[Begin]

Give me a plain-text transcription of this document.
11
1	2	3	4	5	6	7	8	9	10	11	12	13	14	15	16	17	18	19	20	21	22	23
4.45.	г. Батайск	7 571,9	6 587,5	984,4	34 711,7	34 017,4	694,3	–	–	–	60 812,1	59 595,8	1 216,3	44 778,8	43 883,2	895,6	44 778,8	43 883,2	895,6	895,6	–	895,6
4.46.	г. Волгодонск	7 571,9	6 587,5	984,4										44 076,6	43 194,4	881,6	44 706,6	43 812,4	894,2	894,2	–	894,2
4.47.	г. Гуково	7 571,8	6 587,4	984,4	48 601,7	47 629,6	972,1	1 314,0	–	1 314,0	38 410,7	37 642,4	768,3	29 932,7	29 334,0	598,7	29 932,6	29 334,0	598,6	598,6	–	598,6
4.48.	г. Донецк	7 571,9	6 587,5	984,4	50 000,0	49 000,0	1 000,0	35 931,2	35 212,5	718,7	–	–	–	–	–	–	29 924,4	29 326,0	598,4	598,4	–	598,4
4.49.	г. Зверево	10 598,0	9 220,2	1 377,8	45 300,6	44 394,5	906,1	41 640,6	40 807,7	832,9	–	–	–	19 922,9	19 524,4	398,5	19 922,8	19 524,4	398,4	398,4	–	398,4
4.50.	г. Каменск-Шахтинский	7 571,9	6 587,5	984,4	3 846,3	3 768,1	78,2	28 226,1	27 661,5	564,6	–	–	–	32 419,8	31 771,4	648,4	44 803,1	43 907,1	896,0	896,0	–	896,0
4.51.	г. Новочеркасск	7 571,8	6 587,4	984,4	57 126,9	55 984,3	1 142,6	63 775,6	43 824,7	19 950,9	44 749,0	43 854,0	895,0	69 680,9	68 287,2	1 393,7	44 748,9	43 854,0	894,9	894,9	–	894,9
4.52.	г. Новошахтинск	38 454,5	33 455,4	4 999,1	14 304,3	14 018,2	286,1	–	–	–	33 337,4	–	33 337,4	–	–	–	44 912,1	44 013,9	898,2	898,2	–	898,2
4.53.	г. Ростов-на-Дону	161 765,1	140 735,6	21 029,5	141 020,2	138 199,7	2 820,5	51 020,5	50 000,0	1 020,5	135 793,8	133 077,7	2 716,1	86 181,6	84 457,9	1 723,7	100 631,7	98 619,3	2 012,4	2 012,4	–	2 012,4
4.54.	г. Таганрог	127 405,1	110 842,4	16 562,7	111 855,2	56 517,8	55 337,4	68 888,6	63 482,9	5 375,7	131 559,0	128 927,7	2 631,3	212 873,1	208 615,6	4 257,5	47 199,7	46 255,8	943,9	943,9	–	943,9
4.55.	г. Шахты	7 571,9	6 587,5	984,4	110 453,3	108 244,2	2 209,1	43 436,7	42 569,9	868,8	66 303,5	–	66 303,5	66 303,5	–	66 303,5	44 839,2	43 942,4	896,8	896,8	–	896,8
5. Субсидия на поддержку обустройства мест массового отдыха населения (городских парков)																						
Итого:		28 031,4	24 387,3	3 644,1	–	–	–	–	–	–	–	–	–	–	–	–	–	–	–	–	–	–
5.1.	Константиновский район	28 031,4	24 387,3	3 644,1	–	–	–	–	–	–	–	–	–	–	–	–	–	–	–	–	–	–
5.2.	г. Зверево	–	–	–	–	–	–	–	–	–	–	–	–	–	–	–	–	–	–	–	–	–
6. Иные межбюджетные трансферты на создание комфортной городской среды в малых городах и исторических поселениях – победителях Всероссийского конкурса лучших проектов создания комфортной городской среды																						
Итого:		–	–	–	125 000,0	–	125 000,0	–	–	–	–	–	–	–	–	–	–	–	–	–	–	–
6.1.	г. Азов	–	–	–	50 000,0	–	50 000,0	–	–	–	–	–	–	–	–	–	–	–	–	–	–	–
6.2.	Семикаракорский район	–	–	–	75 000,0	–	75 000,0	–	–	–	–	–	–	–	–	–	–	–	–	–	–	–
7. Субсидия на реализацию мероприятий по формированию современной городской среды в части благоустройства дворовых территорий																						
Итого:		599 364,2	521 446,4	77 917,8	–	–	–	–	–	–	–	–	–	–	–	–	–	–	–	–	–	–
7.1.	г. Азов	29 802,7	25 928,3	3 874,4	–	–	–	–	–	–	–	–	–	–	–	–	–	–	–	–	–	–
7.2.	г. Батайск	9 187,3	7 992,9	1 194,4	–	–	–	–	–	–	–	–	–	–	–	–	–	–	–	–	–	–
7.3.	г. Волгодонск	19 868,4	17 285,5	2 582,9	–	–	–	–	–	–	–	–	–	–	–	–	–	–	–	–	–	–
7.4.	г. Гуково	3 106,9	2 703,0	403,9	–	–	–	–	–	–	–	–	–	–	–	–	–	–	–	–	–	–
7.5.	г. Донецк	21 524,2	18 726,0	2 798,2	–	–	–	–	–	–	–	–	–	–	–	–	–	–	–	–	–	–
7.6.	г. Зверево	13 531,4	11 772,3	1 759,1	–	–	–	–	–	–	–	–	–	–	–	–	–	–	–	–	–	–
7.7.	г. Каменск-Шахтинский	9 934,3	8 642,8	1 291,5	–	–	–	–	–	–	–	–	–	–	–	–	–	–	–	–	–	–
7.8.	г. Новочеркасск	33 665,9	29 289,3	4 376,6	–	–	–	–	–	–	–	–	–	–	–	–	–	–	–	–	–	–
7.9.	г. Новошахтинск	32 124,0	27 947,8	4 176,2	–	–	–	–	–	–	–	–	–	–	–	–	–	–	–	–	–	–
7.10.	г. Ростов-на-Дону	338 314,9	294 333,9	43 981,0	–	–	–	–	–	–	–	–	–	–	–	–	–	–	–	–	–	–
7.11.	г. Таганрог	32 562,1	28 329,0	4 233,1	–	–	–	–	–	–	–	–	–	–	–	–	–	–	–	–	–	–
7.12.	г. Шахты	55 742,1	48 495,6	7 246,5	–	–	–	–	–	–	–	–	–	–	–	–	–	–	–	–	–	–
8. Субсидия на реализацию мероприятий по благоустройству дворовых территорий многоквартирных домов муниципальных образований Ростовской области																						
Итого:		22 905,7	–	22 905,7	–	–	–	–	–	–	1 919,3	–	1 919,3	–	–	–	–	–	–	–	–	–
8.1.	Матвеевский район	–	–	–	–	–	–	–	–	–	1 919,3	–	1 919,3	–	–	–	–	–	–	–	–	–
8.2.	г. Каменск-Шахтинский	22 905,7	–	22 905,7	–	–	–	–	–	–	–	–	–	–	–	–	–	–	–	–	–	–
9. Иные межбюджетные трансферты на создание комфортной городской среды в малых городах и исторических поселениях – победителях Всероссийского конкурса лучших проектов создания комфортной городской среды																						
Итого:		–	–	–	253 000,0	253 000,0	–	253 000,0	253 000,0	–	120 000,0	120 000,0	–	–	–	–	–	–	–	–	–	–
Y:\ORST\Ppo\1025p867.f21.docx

[End]

== Prompt ==
Copy each line in the data that holds the word "Таганрог".

== Answer below ==
4.54.	г. Таганрог	127 405,1	110 842,4	16 562,7	111 855,2	56 517,8	55 337,4	68 888,6	63 482,9	5 375,7	131 559,0	128 927,7	2 631,3	212 873,1	208 615,6	4 257,5	47 199,7	46 255,8	943,9	943,9	–	943,9
7.11.	г. Таганрог	32 562,1	28 329,0	4 233,1	–	–	–	–	–	–	–	–	–	–	–	–	–	–	–	–	–	–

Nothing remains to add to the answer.